*What is being asked*.
Look through the listing for the word "this". Copy each line that has it.

Records from a collection:
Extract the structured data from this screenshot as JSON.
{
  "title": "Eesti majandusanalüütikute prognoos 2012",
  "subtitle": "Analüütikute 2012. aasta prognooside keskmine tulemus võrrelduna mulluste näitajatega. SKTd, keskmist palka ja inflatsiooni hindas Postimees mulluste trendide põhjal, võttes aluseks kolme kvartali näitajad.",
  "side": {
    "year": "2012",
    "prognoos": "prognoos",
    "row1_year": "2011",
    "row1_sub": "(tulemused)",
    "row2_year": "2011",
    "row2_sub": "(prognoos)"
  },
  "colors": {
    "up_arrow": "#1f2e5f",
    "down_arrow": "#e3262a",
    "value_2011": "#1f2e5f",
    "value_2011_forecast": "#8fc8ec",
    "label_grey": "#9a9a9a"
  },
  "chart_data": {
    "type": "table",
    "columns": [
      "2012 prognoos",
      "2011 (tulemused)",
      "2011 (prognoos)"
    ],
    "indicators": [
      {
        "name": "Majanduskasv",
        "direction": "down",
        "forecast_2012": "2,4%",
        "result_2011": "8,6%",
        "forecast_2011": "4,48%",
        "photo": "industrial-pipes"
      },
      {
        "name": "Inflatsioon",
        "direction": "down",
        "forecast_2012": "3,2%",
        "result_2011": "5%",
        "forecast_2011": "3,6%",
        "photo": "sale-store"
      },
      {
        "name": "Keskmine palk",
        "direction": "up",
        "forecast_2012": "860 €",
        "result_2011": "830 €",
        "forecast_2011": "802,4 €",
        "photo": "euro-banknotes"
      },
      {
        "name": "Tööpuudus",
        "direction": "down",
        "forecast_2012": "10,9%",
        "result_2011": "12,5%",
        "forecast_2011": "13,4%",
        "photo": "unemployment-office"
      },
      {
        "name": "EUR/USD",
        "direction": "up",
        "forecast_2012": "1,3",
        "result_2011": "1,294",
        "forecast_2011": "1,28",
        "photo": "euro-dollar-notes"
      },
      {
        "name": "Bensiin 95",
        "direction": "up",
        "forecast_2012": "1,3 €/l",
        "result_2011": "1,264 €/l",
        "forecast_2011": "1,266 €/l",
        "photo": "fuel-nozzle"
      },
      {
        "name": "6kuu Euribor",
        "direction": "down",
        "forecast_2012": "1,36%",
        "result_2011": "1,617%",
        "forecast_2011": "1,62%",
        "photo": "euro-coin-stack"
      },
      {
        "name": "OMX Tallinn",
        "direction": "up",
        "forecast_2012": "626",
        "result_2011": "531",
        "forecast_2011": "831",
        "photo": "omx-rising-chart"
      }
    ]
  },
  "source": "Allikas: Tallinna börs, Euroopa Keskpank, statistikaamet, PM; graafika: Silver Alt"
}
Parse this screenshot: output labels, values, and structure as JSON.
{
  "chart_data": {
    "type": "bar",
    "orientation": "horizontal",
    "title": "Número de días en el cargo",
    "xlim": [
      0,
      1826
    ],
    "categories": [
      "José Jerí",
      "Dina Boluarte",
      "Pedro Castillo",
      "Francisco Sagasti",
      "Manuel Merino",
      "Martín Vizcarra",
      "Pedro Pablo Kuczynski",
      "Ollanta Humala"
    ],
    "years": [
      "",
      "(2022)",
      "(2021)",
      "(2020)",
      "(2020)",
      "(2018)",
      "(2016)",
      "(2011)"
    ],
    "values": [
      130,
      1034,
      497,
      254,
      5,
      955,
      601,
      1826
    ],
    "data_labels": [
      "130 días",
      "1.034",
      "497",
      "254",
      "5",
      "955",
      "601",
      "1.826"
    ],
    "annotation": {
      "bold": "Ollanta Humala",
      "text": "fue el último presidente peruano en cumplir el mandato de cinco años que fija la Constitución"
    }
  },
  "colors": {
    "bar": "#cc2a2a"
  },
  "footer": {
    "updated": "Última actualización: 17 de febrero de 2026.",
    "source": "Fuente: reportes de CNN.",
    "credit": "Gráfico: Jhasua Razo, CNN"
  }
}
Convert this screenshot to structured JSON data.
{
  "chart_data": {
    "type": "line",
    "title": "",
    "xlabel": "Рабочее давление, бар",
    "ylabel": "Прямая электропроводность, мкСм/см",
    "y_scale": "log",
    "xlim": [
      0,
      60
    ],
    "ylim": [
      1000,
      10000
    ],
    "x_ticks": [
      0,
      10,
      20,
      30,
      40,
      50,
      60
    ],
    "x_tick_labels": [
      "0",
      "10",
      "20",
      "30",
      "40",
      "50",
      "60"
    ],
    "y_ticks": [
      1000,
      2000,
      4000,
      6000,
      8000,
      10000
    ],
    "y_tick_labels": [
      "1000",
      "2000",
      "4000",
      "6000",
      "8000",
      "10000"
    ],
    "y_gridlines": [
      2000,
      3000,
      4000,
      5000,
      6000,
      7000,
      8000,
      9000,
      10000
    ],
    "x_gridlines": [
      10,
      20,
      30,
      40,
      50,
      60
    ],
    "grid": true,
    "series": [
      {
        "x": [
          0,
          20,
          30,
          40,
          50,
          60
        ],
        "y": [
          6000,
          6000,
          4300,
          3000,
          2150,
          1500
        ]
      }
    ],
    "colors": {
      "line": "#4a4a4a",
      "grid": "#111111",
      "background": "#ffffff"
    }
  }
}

*Final answer*.
Extract the structured data from this screenshot as JSON.
Parse this screenshot: output labels, values, and structure as JSON.
Convert this screenshot to structured JSON data.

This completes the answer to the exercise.